:: WHAT YOU SHOULD DO ::
Rewrite the lines below that start at "List each element" and end at "point [234,548,244,558]", replacing "point" with "marker" and leaving everything else the same.

:: RECORDS SUPPLIED ::
###

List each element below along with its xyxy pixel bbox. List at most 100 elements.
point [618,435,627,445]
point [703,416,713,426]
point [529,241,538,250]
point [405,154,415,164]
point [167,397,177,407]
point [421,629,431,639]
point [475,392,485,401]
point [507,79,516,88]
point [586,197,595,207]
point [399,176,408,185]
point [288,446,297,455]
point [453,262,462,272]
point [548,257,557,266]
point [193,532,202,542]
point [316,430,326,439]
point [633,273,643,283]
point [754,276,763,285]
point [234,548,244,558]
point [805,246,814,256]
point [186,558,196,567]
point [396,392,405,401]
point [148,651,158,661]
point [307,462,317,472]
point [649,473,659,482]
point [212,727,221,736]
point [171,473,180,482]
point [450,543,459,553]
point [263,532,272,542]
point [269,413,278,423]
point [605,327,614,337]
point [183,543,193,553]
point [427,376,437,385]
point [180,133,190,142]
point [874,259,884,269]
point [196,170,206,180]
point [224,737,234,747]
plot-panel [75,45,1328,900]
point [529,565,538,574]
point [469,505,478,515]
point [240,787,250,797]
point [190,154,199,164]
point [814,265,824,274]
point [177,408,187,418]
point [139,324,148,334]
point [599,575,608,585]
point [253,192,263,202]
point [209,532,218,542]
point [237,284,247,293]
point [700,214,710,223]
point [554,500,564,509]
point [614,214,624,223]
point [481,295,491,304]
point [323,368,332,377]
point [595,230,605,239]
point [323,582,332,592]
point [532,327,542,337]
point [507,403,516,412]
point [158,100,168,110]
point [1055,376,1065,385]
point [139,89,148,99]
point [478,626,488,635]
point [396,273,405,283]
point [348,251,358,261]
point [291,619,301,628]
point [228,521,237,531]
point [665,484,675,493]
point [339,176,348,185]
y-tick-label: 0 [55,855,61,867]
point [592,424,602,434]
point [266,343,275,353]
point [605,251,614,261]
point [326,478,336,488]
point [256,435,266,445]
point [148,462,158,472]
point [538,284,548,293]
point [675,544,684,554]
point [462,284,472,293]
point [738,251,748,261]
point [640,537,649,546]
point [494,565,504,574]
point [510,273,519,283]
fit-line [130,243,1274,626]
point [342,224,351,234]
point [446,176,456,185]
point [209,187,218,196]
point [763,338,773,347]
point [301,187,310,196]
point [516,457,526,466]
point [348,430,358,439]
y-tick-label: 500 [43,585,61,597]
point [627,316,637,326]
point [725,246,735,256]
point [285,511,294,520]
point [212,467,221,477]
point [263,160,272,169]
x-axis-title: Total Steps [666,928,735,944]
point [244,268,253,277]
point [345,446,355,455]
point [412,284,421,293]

###

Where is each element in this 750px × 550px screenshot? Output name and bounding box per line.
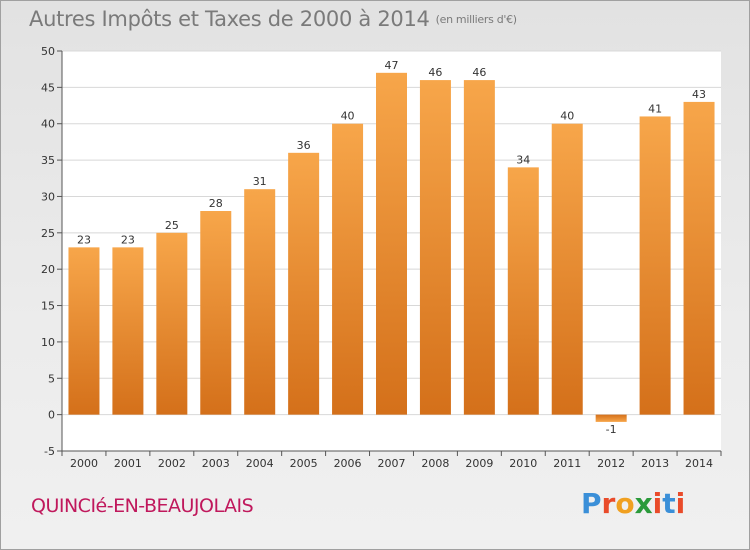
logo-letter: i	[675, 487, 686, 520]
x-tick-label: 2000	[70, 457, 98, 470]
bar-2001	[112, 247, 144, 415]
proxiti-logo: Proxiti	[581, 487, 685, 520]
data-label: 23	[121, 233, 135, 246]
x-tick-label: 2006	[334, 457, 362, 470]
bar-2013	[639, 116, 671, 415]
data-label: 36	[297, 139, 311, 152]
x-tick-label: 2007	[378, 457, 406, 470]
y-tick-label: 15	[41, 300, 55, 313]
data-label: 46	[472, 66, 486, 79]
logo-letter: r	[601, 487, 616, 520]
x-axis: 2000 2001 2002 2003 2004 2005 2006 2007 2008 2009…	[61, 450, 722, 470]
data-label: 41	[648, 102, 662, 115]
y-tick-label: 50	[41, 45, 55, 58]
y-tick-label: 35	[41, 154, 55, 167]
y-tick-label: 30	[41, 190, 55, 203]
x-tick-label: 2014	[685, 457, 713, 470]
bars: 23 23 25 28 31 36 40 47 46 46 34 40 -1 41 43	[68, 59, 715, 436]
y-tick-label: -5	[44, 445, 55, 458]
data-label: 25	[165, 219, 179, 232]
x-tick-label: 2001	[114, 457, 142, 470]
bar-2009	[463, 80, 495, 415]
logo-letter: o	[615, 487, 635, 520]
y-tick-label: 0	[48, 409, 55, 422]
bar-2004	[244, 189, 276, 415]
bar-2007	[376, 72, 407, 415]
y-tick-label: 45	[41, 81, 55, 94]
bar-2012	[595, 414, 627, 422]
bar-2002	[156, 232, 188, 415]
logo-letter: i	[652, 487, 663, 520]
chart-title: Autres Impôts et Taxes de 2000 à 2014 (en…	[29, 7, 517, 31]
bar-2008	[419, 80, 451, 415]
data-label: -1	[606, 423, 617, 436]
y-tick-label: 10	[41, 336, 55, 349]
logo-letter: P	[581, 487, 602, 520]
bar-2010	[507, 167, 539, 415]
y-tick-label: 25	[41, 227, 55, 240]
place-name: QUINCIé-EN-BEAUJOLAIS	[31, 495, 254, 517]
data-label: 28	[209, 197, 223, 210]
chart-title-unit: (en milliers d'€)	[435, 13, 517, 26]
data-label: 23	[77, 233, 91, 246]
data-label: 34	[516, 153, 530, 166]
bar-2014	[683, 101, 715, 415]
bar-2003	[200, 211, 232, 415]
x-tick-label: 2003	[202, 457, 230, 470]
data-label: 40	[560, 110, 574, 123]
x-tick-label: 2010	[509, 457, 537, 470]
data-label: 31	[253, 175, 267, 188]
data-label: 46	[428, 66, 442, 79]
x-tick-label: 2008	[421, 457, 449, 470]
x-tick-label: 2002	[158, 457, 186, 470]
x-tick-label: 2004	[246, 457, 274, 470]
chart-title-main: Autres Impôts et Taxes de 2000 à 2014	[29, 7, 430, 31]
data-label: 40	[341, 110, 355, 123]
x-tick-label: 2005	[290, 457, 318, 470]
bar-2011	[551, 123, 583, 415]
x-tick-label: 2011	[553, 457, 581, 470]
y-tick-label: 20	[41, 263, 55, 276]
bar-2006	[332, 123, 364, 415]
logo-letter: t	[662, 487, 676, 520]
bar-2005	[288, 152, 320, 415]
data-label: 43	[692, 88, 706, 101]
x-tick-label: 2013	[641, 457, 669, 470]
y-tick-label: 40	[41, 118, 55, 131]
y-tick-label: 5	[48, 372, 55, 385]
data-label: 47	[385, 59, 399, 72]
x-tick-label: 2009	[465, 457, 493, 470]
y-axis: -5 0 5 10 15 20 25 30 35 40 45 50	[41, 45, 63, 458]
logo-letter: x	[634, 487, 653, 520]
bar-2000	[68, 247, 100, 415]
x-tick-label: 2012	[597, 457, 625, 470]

###

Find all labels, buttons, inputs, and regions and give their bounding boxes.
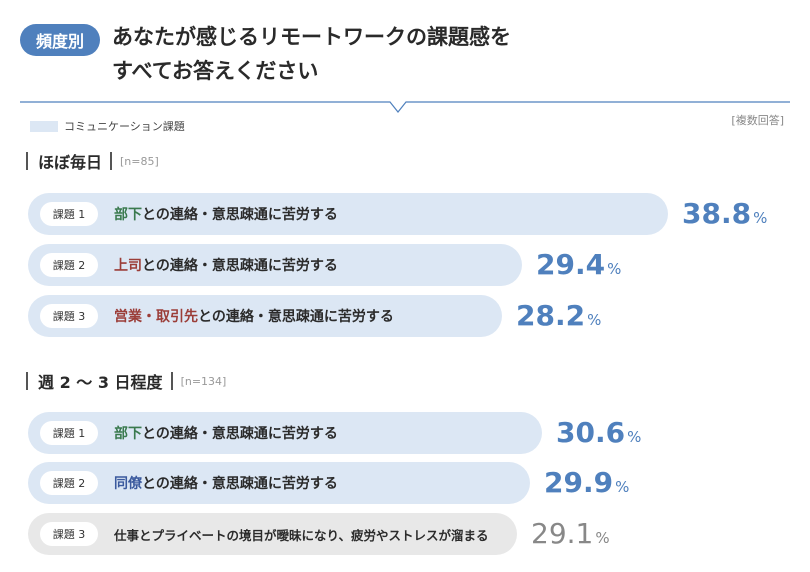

###

:: RESULT OF THE TASK ::
List each element below along with its xyxy pixel bbox. List at most 100 elements.
marker [618,435,627,445]
marker [703,416,713,426]
marker [529,241,538,250]
marker [405,154,415,164]
marker [167,397,177,407]
marker [421,629,431,639]
marker [475,392,485,401]
marker [507,79,516,88]
marker [586,197,595,207]
marker [399,176,408,185]
marker [288,446,297,455]
marker [453,262,462,272]
marker [548,257,557,266]
marker [193,532,202,542]
marker [316,430,326,439]
marker [633,273,643,283]
marker [754,276,763,285]
marker [234,548,244,558]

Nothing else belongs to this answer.